**Data listing**
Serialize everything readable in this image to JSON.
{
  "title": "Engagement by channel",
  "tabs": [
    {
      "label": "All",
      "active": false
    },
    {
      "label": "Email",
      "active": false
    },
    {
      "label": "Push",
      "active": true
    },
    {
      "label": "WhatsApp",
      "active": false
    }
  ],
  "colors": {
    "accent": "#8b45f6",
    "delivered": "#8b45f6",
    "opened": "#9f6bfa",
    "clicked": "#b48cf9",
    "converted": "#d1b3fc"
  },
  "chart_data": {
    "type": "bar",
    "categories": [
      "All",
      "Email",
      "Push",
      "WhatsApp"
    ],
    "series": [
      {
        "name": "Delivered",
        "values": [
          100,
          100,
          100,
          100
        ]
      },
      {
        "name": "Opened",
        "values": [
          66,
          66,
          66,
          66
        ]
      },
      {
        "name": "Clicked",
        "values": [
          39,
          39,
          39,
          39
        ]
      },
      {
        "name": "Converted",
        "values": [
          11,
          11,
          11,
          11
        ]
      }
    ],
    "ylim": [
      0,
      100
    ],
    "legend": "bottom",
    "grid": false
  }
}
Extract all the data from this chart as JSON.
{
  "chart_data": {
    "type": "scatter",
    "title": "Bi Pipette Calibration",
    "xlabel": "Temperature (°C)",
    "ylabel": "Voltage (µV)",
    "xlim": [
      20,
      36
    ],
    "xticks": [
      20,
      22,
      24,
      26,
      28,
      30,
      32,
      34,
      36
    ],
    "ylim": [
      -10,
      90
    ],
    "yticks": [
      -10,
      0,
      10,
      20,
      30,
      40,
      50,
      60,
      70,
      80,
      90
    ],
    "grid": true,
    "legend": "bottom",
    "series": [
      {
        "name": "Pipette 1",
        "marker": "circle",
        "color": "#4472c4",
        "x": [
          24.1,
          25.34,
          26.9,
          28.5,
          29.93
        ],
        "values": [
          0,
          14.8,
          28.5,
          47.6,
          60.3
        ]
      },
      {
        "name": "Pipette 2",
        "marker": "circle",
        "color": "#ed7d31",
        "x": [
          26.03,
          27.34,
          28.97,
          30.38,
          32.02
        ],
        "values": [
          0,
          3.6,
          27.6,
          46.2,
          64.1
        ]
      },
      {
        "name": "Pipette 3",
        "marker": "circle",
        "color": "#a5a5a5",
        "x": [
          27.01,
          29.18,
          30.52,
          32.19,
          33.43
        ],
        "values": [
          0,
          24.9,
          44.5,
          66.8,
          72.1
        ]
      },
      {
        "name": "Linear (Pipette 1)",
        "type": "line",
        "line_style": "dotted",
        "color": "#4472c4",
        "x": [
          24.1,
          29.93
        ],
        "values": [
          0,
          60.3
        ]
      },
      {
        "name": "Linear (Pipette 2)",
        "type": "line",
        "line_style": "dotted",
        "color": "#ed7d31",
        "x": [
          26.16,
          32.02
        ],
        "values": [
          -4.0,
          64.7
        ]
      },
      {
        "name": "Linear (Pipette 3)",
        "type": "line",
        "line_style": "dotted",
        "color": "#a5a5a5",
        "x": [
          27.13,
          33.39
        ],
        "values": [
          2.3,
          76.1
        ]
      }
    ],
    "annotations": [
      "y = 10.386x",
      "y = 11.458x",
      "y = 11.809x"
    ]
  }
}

**Task instructions**
Search the entries for the word "Linear" and pick out every line that holds it.

**Task result**
        "name": "Linear (Pipette 1)",
        "name": "Linear (Pipette 2)",
        "name": "Linear (Pipette 3)",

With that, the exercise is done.